### Short exercise
Find the line that contains "What data populates". Copy it and every line after it to the end of the material below, exactly, with no pictures.

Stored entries

———

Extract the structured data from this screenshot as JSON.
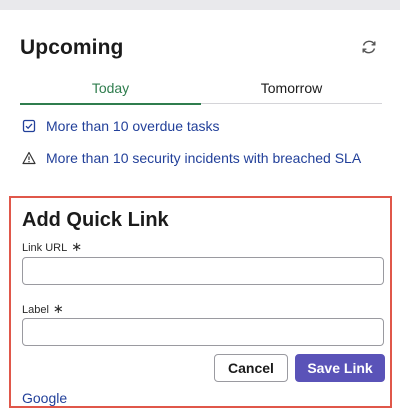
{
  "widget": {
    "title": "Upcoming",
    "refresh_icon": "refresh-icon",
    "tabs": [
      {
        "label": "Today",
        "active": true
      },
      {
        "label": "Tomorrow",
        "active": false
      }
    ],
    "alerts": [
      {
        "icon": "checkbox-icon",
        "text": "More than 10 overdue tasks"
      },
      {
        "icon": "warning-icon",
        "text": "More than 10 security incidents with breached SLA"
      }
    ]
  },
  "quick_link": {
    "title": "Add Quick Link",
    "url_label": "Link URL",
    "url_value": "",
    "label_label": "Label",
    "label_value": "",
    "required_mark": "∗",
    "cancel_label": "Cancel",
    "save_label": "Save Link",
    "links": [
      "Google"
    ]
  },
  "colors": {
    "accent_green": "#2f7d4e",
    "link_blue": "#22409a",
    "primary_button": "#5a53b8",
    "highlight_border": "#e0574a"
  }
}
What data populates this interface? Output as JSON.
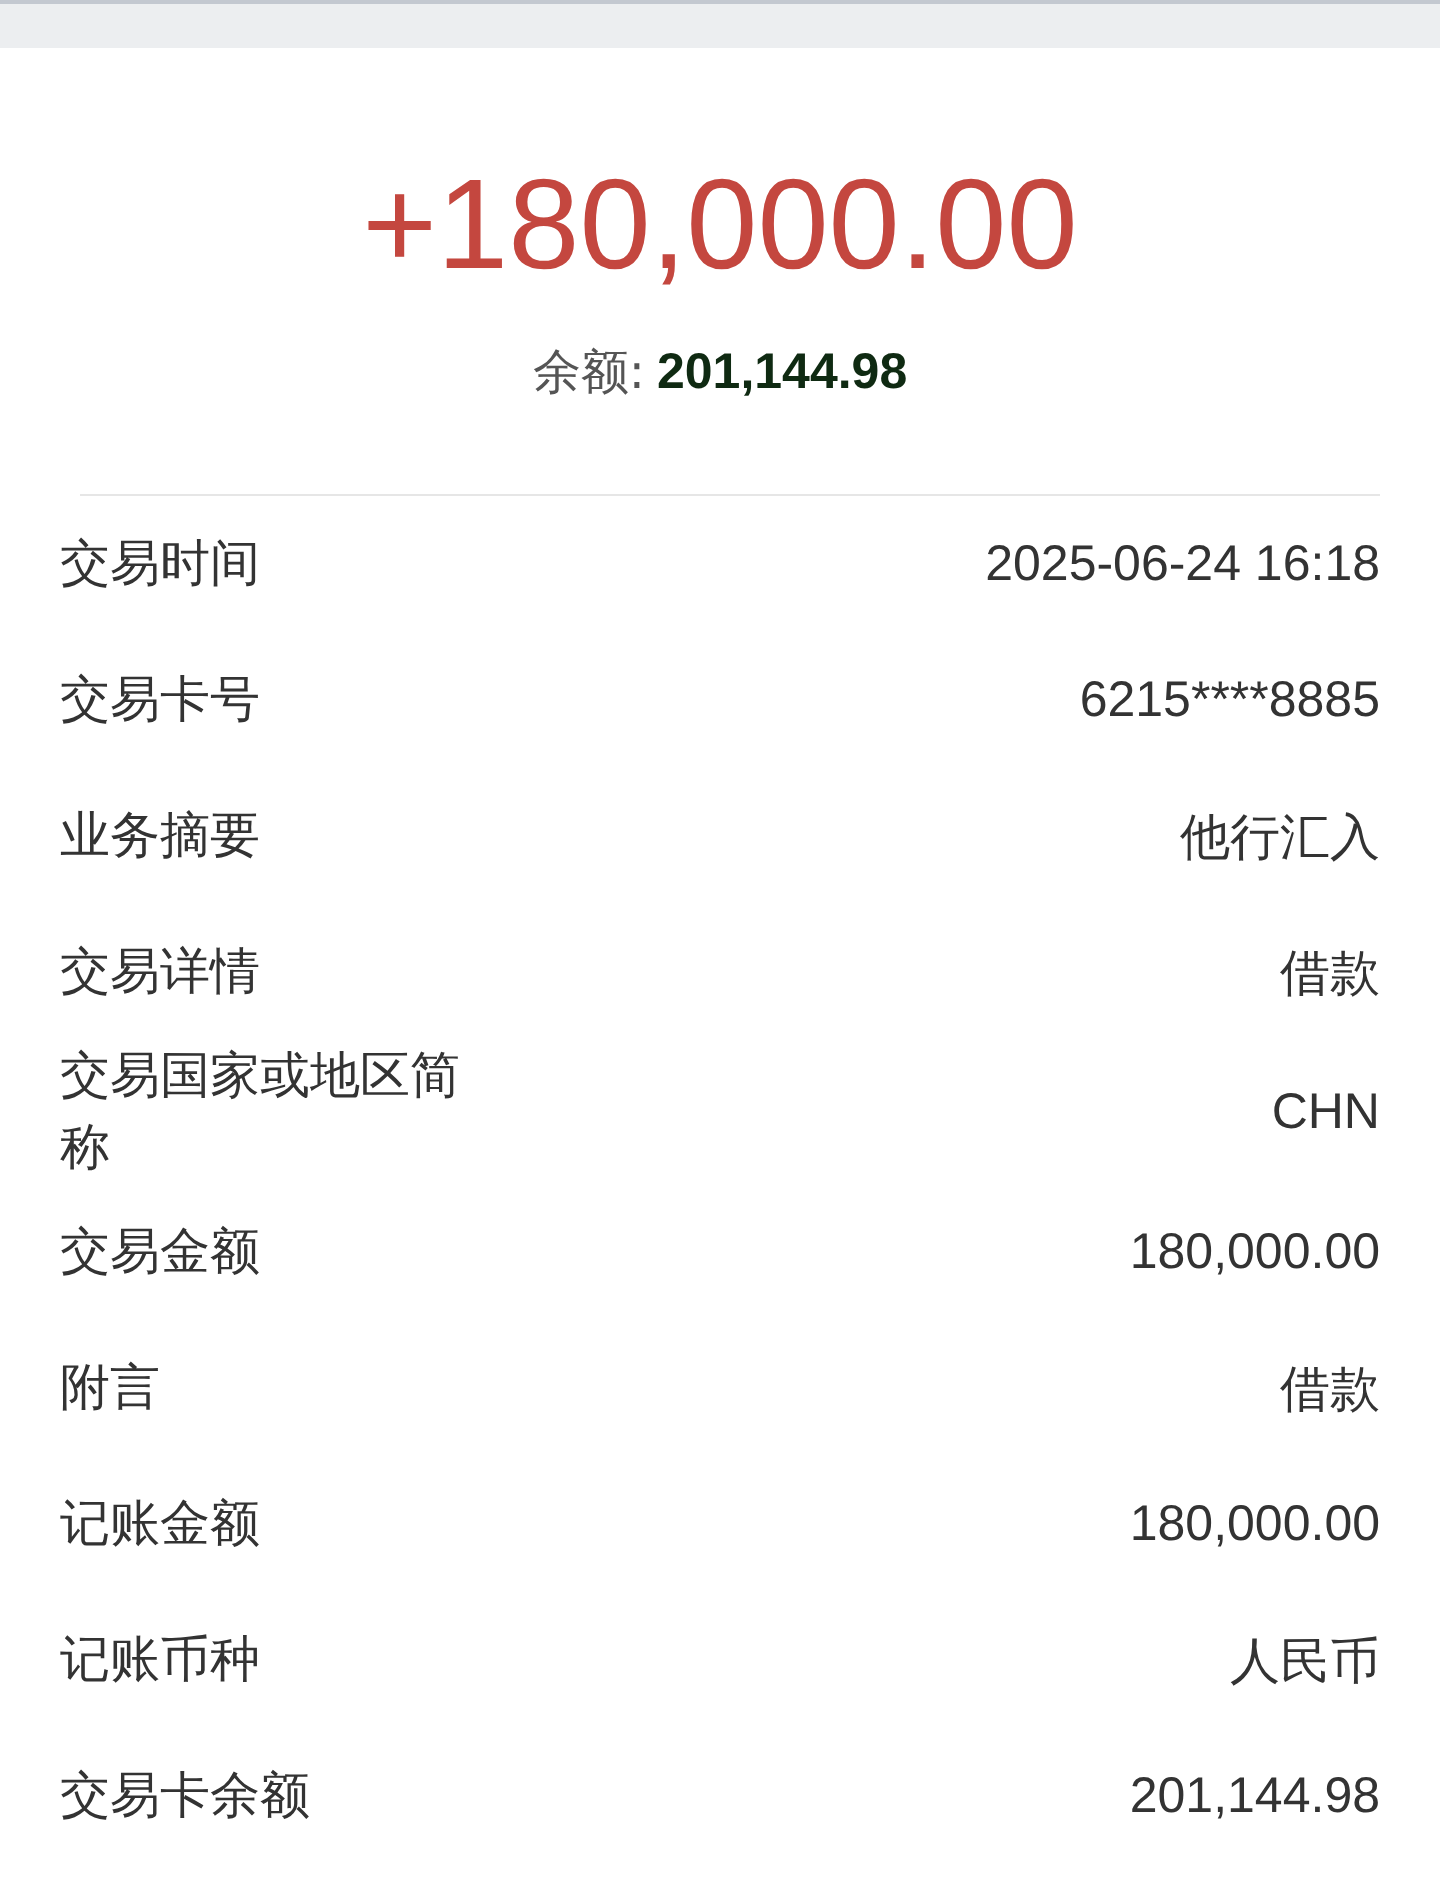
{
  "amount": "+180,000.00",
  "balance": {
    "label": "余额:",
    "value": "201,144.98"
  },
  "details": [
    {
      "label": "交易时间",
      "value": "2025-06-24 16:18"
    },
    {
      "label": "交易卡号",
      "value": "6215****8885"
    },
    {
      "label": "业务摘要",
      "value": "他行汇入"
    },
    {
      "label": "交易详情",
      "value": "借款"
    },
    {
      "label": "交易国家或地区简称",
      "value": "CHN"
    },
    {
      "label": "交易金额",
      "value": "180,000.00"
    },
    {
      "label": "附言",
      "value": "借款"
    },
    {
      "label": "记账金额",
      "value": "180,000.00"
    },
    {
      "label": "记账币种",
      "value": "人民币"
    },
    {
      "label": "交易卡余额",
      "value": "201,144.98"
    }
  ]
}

———

### Task answer
What data populates this interface? Output as JSON.
{
  "amount": "+180,000.00",
  "balance": {
    "label": "余额:",
    "value": "201,144.98"
  },
  "details": [
    {
      "label": "交易时间",
      "value": "2025-06-24 16:18"
    },
    {
      "label": "交易卡号",
      "value": "6215****8885"
    },
    {
      "label": "业务摘要",
      "value": "他行汇入"
    },
    {
      "label": "交易详情",
      "value": "借款"
    },
    {
      "label": "交易国家或地区简称",
      "value": "CHN"
    },
    {
      "label": "交易金额",
      "value": "180,000.00"
    },
    {
      "label": "附言",
      "value": "借款"
    },
    {
      "label": "记账金额",
      "value": "180,000.00"
    },
    {
      "label": "记账币种",
      "value": "人民币"
    },
    {
      "label": "交易卡余额",
      "value": "201,144.98"
    }
  ]
}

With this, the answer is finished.